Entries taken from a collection
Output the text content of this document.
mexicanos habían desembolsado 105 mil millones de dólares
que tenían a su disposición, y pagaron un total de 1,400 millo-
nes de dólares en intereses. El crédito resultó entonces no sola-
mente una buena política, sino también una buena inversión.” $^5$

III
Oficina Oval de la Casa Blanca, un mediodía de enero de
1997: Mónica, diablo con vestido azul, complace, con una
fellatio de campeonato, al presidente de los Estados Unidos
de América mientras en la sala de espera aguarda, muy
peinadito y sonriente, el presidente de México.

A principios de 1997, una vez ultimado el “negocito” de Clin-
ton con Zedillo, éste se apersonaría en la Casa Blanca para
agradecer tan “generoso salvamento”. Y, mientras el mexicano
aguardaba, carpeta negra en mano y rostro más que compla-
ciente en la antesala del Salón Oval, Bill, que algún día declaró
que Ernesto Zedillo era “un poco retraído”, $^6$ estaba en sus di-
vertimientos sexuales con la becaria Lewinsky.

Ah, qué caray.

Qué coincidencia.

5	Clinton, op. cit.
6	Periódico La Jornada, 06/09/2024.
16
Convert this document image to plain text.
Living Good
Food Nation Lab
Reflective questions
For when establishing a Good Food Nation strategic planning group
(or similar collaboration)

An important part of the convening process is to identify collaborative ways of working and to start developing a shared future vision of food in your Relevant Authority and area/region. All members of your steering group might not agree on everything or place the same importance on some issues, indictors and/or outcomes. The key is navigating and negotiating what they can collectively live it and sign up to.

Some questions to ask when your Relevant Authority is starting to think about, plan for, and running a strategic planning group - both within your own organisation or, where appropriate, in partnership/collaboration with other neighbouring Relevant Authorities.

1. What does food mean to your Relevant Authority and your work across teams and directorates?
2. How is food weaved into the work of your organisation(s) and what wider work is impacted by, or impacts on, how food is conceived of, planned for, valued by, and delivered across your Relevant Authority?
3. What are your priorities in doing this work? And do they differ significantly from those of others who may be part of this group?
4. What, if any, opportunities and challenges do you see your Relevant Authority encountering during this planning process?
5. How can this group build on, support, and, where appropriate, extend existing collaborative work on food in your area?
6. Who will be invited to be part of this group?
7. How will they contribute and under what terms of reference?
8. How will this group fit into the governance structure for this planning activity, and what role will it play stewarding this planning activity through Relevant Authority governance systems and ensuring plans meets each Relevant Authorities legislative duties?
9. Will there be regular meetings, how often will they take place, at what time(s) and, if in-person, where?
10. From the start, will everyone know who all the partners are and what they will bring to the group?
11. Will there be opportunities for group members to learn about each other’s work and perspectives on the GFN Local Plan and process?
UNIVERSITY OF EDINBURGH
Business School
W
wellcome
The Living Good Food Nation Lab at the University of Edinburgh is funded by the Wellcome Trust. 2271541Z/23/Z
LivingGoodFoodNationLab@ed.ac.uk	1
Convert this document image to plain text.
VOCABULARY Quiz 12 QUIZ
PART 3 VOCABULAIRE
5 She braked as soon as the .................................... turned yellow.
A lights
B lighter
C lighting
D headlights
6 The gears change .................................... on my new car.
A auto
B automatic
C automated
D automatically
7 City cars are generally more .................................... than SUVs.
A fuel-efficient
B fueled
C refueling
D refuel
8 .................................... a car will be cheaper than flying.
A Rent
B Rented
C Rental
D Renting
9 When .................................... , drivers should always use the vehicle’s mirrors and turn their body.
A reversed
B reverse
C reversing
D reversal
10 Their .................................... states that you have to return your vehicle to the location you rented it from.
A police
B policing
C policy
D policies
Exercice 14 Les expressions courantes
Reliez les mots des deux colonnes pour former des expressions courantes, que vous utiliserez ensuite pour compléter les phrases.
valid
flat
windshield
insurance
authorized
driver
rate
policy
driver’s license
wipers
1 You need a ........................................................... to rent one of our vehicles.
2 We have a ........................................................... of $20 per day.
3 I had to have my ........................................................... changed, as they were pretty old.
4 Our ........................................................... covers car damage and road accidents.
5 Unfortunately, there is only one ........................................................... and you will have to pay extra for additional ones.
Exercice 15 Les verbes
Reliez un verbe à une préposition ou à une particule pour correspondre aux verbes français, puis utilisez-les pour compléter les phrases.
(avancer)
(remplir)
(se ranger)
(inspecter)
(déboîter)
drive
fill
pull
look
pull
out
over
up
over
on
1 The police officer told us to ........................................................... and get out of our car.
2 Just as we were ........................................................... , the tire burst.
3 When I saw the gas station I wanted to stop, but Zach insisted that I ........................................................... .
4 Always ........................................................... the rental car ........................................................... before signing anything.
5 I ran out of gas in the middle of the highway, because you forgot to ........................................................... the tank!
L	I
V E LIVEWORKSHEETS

• [WHAT IS REQUIRED] Write out every entry again exactly, please, with nothing missing.

• [ANSWER]
Output the text content of this document.
mexicanos habían desembolsado 105 mil millones de dólares
que tenían a su disposición, y pagaron un total de 1,400 millo-
nes de dólares en intereses. El crédito resultó entonces no sola-
mente una buena política, sino también una buena inversión.” $^5$

III
Oficina Oval de la Casa Blanca, un mediodía de enero de
1997: Mónica, diablo con vestido azul, complace, con una
fellatio de campeonato, al presidente de los Estados Unidos
de América mientras en la sala de espera aguarda, muy
peinadito y sonriente, el presidente de México.

A principios de 1997, una vez ultimado el “negocito” de Clin-
ton con Zedillo, éste se apersonaría en la Casa Blanca para
agradecer tan “generoso salvamento”. Y, mientras el mexicano
aguardaba, carpeta negra en mano y rostro más que compla-
ciente en la antesala del Salón Oval, Bill, que algún día declaró
que Ernesto Zedillo era “un poco retraído”, $^6$ estaba en sus di-
vertimientos sexuales con la becaria Lewinsky.

Ah, qué caray.

Qué coincidencia.

5	Clinton, op. cit.
6	Periódico La Jornada, 06/09/2024.
16
Convert this document image to plain text.
Living Good
Food Nation Lab
Reflective questions
For when establishing a Good Food Nation strategic planning group
(or similar collaboration)

An important part of the convening process is to identify collaborative ways of working and to start developing a shared future vision of food in your Relevant Authority and area/region. All members of your steering group might not agree on everything or place the same importance on some issues, indictors and/or outcomes. The key is navigating and negotiating what they can collectively live it and sign up to.

Some questions to ask when your Relevant Authority is starting to think about, plan for, and running a strategic planning group - both within your own organisation or, where appropriate, in partnership/collaboration with other neighbouring Relevant Authorities.

1. What does food mean to your Relevant Authority and your work across teams and directorates?
2. How is food weaved into the work of your organisation(s) and what wider work is impacted by, or impacts on, how food is conceived of, planned for, valued by, and delivered across your Relevant Authority?
3. What are your priorities in doing this work? And do they differ significantly from those of others who may be part of this group?
4. What, if any, opportunities and challenges do you see your Relevant Authority encountering during this planning process?
5. How can this group build on, support, and, where appropriate, extend existing collaborative work on food in your area?
6. Who will be invited to be part of this group?
7. How will they contribute and under what terms of reference?
8. How will this group fit into the governance structure for this planning activity, and what role will it play stewarding this planning activity through Relevant Authority governance systems and ensuring plans meets each Relevant Authorities legislative duties?
9. Will there be regular meetings, how often will they take place, at what time(s) and, if in-person, where?
10. From the start, will everyone know who all the partners are and what they will bring to the group?
11. Will there be opportunities for group members to learn about each other’s work and perspectives on the GFN Local Plan and process?
UNIVERSITY OF EDINBURGH
Business School
W
wellcome
The Living Good Food Nation Lab at the University of Edinburgh is funded by the Wellcome Trust. 2271541Z/23/Z
LivingGoodFoodNationLab@ed.ac.uk	1
Convert this document image to plain text.
VOCABULARY Quiz 12 QUIZ
PART 3 VOCABULAIRE
5 She braked as soon as the .................................... turned yellow.
A lights
B lighter
C lighting
D headlights
6 The gears change .................................... on my new car.
A auto
B automatic
C automated
D automatically
7 City cars are generally more .................................... than SUVs.
A fuel-efficient
B fueled
C refueling
D refuel
8 .................................... a car will be cheaper than flying.
A Rent
B Rented
C Rental
D Renting
9 When .................................... , drivers should always use the vehicle’s mirrors and turn their body.
A reversed
B reverse
C reversing
D reversal
10 Their .................................... states that you have to return your vehicle to the location you rented it from.
A police
B policing
C policy
D policies
Exercice 14 Les expressions courantes
Reliez les mots des deux colonnes pour former des expressions courantes, que vous utiliserez ensuite pour compléter les phrases.
valid
flat
windshield
insurance
authorized
driver
rate
policy
driver’s license
wipers
1 You need a ........................................................... to rent one of our vehicles.
2 We have a ........................................................... of $20 per day.
3 I had to have my ........................................................... changed, as they were pretty old.
4 Our ........................................................... covers car damage and road accidents.
5 Unfortunately, there is only one ........................................................... and you will have to pay extra for additional ones.
Exercice 15 Les verbes
Reliez un verbe à une préposition ou à une particule pour correspondre aux verbes français, puis utilisez-les pour compléter les phrases.
(avancer)
(remplir)
(se ranger)
(inspecter)
(déboîter)
drive
fill
pull
look
pull
out
over
up
over
on
1 The police officer told us to ........................................................... and get out of our car.
2 Just as we were ........................................................... , the tire burst.
3 When I saw the gas station I wanted to stop, but Zach insisted that I ........................................................... .
4 Always ........................................................... the rental car ........................................................... before signing anything.
5 I ran out of gas in the middle of the highway, because you forgot to ........................................................... the tank!
L	I
V E LIVEWORKSHEETS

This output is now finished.